----- Dataset entries -----
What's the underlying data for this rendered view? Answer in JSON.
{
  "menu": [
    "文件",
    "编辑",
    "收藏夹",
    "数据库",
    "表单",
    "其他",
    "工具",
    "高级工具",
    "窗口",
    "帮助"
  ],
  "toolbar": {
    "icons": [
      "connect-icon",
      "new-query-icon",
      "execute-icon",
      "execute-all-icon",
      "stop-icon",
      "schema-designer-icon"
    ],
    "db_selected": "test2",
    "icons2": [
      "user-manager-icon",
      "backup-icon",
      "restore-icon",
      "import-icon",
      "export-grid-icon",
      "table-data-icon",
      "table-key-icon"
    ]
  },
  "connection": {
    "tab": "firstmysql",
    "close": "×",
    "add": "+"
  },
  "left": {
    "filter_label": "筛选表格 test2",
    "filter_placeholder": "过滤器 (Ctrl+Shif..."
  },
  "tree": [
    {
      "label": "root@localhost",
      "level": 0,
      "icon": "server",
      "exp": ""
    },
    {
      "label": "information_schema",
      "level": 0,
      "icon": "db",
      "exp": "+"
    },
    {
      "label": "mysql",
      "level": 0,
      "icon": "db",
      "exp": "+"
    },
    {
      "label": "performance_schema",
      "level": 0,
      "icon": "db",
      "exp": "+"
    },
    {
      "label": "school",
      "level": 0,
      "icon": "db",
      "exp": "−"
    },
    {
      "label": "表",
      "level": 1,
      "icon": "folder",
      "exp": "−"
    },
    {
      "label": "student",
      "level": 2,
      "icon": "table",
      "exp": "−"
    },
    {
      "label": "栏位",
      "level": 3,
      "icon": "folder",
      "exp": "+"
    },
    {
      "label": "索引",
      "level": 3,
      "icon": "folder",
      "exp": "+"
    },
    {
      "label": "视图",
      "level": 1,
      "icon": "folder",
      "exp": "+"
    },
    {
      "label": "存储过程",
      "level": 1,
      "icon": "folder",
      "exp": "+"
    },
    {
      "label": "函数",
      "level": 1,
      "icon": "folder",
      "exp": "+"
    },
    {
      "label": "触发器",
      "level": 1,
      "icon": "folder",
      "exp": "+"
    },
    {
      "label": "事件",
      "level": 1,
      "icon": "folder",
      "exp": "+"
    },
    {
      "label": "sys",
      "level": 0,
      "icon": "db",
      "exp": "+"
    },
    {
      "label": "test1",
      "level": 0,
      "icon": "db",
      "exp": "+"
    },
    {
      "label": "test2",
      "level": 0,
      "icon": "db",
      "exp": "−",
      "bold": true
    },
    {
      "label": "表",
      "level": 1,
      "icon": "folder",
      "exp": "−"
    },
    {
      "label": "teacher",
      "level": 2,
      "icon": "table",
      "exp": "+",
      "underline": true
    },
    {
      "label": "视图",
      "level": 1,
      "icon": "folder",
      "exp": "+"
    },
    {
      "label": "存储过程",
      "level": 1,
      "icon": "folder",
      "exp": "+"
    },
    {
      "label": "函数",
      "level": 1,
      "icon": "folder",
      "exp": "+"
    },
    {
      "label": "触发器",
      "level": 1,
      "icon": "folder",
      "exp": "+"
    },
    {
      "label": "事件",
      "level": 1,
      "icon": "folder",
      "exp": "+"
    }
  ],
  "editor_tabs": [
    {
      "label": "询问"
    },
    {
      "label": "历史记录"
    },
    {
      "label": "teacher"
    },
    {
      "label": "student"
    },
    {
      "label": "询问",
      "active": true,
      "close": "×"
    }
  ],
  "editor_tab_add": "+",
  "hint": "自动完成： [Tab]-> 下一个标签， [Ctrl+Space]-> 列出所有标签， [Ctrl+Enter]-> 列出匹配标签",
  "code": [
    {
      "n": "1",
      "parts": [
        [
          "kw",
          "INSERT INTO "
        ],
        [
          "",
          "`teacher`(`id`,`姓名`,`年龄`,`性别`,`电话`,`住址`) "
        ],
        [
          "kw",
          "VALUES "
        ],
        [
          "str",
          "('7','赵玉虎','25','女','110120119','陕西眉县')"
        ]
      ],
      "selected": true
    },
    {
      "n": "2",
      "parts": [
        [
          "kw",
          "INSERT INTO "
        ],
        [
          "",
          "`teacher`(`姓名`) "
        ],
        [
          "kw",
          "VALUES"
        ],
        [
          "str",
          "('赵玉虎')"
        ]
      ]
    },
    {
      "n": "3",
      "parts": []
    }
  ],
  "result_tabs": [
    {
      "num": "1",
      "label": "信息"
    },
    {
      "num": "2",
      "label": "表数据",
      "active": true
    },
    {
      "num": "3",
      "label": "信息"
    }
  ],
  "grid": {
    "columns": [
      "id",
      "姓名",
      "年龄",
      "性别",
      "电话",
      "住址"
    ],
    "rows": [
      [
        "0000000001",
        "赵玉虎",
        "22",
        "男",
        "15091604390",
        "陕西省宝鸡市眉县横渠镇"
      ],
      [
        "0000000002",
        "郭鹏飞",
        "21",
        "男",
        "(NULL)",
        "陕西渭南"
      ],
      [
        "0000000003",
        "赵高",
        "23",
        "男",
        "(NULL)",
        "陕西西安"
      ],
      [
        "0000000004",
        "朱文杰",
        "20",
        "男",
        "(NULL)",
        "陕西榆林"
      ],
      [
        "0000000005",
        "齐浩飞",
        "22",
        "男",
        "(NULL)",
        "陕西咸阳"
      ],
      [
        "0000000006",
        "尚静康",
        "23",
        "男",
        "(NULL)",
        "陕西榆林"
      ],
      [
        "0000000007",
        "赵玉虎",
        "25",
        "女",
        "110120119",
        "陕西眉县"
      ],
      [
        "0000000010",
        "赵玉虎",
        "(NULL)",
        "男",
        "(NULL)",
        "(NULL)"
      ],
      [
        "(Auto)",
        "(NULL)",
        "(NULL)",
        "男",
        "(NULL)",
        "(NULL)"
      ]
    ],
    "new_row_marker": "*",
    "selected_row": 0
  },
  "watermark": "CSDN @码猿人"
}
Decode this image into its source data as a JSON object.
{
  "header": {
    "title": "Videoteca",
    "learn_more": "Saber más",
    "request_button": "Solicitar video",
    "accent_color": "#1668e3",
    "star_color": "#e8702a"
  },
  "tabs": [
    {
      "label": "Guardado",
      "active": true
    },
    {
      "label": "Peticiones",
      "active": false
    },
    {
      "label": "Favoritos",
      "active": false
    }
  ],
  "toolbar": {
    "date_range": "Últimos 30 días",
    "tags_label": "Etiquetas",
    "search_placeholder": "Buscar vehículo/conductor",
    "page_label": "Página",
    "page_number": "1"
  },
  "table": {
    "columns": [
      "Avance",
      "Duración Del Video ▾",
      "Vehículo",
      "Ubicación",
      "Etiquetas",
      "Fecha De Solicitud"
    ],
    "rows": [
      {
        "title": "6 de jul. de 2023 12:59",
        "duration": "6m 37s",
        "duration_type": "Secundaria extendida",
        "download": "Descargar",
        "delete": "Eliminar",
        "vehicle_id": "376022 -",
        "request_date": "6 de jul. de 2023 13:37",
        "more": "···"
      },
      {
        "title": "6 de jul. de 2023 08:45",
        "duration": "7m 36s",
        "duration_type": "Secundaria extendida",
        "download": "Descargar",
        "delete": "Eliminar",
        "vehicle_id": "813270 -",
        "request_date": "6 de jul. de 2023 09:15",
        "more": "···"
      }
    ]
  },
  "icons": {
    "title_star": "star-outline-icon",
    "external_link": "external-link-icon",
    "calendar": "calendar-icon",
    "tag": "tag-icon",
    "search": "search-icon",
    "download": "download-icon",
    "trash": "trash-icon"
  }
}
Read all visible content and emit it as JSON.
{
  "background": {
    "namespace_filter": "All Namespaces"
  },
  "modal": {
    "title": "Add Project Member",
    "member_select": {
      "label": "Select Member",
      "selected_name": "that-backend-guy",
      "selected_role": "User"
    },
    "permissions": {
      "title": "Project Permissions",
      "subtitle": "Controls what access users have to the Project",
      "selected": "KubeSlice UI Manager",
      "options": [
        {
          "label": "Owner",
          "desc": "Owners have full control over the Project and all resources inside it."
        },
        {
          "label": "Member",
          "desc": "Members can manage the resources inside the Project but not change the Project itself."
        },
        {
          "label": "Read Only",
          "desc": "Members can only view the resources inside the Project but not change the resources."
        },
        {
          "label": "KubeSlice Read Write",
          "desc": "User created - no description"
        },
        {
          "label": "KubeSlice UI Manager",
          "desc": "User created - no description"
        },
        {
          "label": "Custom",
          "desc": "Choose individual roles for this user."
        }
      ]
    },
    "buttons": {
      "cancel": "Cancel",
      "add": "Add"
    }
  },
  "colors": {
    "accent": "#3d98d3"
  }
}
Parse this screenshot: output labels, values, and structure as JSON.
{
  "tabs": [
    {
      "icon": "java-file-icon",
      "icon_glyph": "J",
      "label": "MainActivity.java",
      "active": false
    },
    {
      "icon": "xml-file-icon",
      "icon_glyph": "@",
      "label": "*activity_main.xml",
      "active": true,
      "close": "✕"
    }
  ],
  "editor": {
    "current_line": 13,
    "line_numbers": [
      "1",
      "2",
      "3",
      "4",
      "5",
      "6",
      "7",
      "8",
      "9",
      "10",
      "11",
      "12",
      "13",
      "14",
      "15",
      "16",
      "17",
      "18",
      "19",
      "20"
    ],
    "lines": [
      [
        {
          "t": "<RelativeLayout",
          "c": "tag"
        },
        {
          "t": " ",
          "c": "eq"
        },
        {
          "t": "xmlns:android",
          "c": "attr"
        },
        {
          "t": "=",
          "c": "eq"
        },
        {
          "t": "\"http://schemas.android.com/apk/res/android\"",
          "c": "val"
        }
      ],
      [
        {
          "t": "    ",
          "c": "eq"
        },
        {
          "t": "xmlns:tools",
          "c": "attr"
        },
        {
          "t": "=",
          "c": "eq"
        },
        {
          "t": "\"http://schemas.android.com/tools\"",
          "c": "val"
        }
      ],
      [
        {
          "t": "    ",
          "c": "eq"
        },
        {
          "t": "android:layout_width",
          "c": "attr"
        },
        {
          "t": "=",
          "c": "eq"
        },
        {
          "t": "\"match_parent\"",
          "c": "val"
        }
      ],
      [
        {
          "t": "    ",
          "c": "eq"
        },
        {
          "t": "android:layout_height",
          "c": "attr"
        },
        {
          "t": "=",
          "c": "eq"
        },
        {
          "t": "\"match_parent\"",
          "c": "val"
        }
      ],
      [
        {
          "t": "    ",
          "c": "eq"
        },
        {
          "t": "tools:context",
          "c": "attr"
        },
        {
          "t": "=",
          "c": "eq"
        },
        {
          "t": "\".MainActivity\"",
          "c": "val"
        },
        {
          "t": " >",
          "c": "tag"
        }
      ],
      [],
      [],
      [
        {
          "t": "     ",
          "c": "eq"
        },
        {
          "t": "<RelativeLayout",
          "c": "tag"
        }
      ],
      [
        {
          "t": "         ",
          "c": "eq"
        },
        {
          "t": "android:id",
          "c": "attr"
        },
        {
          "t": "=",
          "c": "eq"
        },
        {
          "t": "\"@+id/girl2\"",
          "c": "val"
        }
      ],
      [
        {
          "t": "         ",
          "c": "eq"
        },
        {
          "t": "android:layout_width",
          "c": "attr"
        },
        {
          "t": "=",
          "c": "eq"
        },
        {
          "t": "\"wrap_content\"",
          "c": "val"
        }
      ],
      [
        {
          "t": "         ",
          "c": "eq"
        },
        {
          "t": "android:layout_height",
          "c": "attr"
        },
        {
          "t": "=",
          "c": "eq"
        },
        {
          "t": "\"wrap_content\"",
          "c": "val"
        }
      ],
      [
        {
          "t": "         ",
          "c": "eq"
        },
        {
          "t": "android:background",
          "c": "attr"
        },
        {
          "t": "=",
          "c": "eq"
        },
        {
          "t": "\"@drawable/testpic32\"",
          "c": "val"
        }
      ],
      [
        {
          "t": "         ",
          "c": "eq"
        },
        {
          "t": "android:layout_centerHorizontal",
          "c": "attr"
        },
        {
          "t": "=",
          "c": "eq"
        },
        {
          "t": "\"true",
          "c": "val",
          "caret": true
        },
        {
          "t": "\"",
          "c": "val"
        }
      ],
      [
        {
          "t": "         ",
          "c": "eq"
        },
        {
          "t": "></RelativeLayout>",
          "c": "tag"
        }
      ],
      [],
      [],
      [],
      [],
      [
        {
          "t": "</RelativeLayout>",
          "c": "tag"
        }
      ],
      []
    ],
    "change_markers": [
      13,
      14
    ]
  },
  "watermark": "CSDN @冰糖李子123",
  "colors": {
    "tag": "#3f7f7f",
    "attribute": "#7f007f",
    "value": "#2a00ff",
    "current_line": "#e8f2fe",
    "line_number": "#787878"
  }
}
-----
**What you need to do:** Each line that contains the string "file" counts once; say how many there are and nothing else.

**Answer to this task:** 2